▶ JOB:
Look for "Earnings" in the listing below. Gather each line that contains it.

▶ DATA PROVIDED:
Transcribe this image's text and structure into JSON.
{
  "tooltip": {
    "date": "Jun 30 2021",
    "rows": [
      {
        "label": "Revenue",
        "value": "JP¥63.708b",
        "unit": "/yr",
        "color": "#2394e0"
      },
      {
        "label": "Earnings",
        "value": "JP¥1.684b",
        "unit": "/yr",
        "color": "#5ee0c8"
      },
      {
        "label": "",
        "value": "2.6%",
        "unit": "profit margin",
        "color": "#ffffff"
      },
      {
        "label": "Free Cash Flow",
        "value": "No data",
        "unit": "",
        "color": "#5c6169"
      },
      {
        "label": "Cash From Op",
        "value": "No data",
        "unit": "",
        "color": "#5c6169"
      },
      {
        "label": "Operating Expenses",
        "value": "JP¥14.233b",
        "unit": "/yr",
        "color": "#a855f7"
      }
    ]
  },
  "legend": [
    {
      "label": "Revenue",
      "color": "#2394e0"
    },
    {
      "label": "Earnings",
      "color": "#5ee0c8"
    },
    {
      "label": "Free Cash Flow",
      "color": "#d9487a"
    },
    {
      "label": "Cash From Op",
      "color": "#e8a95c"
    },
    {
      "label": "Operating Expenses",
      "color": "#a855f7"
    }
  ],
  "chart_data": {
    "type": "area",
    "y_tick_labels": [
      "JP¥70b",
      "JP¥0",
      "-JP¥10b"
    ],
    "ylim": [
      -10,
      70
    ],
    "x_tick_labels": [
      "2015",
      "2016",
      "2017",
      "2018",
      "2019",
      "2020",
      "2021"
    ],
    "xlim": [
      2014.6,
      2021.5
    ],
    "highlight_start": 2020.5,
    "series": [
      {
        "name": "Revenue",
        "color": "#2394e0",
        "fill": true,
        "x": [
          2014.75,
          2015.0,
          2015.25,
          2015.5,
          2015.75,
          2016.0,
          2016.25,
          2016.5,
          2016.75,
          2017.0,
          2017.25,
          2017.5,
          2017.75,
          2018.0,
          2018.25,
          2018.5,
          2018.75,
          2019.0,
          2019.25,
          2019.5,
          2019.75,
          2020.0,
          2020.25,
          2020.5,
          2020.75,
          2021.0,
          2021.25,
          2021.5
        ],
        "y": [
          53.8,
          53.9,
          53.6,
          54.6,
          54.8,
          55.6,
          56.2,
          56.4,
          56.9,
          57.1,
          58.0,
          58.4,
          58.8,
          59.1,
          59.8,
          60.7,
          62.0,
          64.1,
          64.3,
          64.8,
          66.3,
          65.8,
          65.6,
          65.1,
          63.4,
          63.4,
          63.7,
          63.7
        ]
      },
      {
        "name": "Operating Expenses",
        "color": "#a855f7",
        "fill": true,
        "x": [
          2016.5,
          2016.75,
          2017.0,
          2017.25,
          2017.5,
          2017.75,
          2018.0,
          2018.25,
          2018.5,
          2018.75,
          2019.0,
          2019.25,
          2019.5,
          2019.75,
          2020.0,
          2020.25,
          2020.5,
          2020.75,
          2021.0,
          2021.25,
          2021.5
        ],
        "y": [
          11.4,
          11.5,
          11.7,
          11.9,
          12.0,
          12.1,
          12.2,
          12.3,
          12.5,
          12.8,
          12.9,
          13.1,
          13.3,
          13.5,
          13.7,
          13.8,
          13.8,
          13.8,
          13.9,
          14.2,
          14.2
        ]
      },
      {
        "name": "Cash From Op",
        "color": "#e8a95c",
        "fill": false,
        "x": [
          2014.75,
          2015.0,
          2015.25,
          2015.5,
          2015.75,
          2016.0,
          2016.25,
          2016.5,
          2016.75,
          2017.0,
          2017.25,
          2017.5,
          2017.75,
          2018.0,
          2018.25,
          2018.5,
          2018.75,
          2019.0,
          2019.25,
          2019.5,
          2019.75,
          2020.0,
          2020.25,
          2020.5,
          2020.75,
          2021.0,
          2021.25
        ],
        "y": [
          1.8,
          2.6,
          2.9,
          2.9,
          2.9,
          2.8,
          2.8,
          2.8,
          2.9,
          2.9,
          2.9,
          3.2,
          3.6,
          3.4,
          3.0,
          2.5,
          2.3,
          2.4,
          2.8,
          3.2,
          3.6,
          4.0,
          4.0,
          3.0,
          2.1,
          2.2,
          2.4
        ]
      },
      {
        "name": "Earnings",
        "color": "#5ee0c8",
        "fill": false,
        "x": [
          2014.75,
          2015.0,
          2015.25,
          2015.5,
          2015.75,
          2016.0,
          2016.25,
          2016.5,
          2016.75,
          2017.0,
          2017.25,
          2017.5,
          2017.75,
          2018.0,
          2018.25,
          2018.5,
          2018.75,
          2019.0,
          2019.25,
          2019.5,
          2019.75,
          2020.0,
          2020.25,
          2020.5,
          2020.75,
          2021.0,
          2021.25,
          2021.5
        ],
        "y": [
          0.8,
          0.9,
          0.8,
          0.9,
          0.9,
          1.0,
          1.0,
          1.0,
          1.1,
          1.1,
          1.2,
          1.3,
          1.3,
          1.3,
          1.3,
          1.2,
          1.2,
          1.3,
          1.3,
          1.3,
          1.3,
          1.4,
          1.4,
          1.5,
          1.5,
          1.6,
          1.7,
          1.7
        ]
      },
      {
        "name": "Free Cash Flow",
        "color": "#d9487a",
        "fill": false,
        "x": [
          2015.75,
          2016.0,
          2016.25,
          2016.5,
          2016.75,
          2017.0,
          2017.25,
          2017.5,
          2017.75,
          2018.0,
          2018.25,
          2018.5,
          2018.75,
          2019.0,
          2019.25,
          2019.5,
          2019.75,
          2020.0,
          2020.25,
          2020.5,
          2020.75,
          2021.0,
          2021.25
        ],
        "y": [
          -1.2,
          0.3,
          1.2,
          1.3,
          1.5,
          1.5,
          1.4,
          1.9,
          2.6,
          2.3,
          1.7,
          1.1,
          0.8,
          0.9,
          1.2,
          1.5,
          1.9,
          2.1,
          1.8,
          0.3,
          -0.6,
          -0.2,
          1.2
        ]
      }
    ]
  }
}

▶ THE RESULT:
        "label": "Earnings",
      "label": "Earnings",
        "name": "Earnings",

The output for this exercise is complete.